* _The request_
Repeat the listing in full. Nothing may be added or left out.

(Dataset items)
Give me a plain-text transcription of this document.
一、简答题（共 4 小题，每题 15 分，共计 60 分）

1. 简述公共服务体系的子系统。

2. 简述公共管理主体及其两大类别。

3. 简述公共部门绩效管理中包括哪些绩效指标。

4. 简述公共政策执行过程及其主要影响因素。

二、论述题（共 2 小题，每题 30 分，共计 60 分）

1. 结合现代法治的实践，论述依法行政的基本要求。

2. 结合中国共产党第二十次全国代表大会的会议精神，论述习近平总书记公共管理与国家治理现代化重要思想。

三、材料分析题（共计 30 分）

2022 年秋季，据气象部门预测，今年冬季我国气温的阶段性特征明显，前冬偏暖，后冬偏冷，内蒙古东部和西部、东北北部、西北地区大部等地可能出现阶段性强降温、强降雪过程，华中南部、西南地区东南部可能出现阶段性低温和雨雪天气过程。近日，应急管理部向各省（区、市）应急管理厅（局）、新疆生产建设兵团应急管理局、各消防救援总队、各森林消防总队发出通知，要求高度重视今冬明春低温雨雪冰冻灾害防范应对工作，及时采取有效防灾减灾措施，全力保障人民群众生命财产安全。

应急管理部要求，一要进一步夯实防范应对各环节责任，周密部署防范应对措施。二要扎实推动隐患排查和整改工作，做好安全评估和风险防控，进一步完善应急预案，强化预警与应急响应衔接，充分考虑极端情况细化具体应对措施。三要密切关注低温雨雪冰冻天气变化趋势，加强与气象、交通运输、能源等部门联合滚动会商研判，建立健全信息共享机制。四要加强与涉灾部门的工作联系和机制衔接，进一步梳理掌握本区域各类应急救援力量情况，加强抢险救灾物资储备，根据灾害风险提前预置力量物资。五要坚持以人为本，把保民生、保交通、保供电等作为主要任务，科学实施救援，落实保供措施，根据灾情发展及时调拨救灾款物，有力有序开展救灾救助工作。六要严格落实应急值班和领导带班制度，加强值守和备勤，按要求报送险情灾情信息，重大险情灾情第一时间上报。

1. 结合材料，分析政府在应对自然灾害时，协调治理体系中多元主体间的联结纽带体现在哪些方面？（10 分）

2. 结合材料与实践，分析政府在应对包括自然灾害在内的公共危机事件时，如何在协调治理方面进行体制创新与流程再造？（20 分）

* _Exercise response_
Give me a plain-text transcription of this document.
一、简答题（共 4 小题，每题 15 分，共计 60 分）

1. 简述公共服务体系的子系统。

2. 简述公共管理主体及其两大类别。

3. 简述公共部门绩效管理中包括哪些绩效指标。

4. 简述公共政策执行过程及其主要影响因素。

二、论述题（共 2 小题，每题 30 分，共计 60 分）

1. 结合现代法治的实践，论述依法行政的基本要求。

2. 结合中国共产党第二十次全国代表大会的会议精神，论述习近平总书记公共管理与国家治理现代化重要思想。

三、材料分析题（共计 30 分）

2022 年秋季，据气象部门预测，今年冬季我国气温的阶段性特征明显，前冬偏暖，后冬偏冷，内蒙古东部和西部、东北北部、西北地区大部等地可能出现阶段性强降温、强降雪过程，华中南部、西南地区东南部可能出现阶段性低温和雨雪天气过程。近日，应急管理部向各省（区、市）应急管理厅（局）、新疆生产建设兵团应急管理局、各消防救援总队、各森林消防总队发出通知，要求高度重视今冬明春低温雨雪冰冻灾害防范应对工作，及时采取有效防灾减灾措施，全力保障人民群众生命财产安全。

应急管理部要求，一要进一步夯实防范应对各环节责任，周密部署防范应对措施。二要扎实推动隐患排查和整改工作，做好安全评估和风险防控，进一步完善应急预案，强化预警与应急响应衔接，充分考虑极端情况细化具体应对措施。三要密切关注低温雨雪冰冻天气变化趋势，加强与气象、交通运输、能源等部门联合滚动会商研判，建立健全信息共享机制。四要加强与涉灾部门的工作联系和机制衔接，进一步梳理掌握本区域各类应急救援力量情况，加强抢险救灾物资储备，根据灾害风险提前预置力量物资。五要坚持以人为本，把保民生、保交通、保供电等作为主要任务，科学实施救援，落实保供措施，根据灾情发展及时调拨救灾款物，有力有序开展救灾救助工作。六要严格落实应急值班和领导带班制度，加强值守和备勤，按要求报送险情灾情信息，重大险情灾情第一时间上报。

1. 结合材料，分析政府在应对自然灾害时，协调治理体系中多元主体间的联结纽带体现在哪些方面？（10 分）

2. 结合材料与实践，分析政府在应对包括自然灾害在内的公共危机事件时，如何在协调治理方面进行体制创新与流程再造？（20 分）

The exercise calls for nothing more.